PROBLEM STATEMENT
Extract the text of every entry below exactly; leave images out.

LISTED ENTRIES
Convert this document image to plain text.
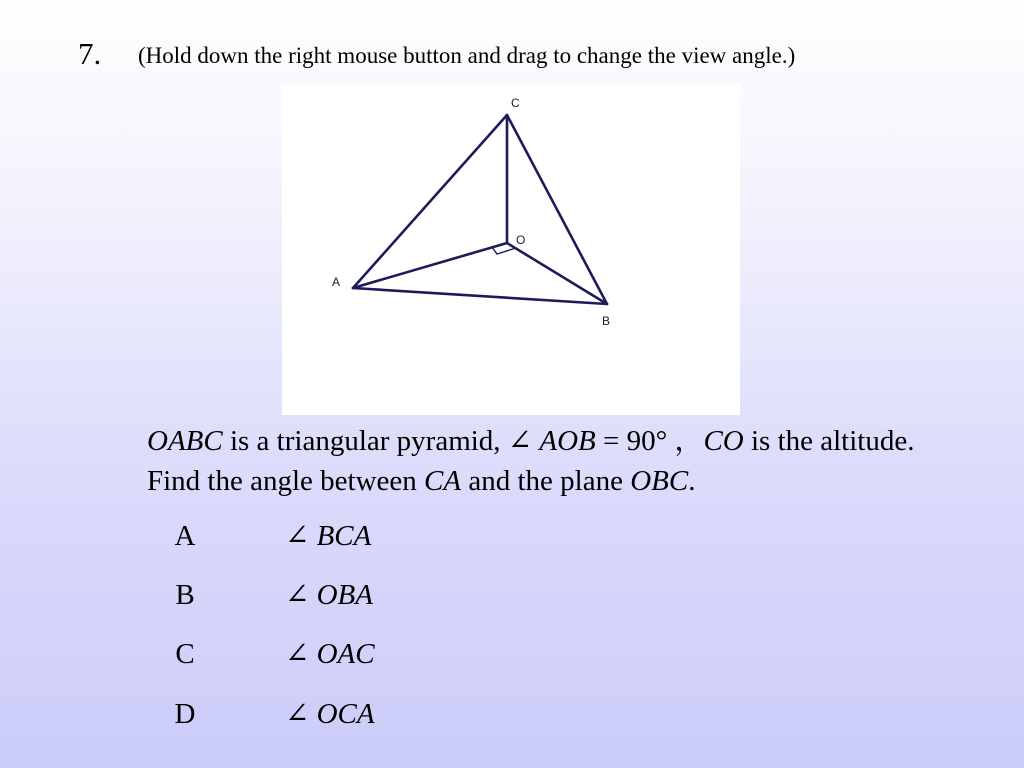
7. (Hold down the right mouse button and drag to change the view angle.)
C
O
A
B
OABC is a triangular pyramid, ∠ AOB = 90° ，CO is the altitude. Find the angle between CA and the plane OBC.
A	∠ BCA
B	∠ OBA
C	∠ OAC
D	∠ OCA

ANSWER TO THE EXERCISE
Convert this document image to plain text.
7. (Hold down the right mouse button and drag to change the view angle.)
C
O
A
B
OABC is a triangular pyramid, ∠ AOB = 90° ，CO is the altitude. Find the angle between CA and the plane OBC.
A	∠ BCA
B	∠ OBA
C	∠ OAC
D	∠ OCA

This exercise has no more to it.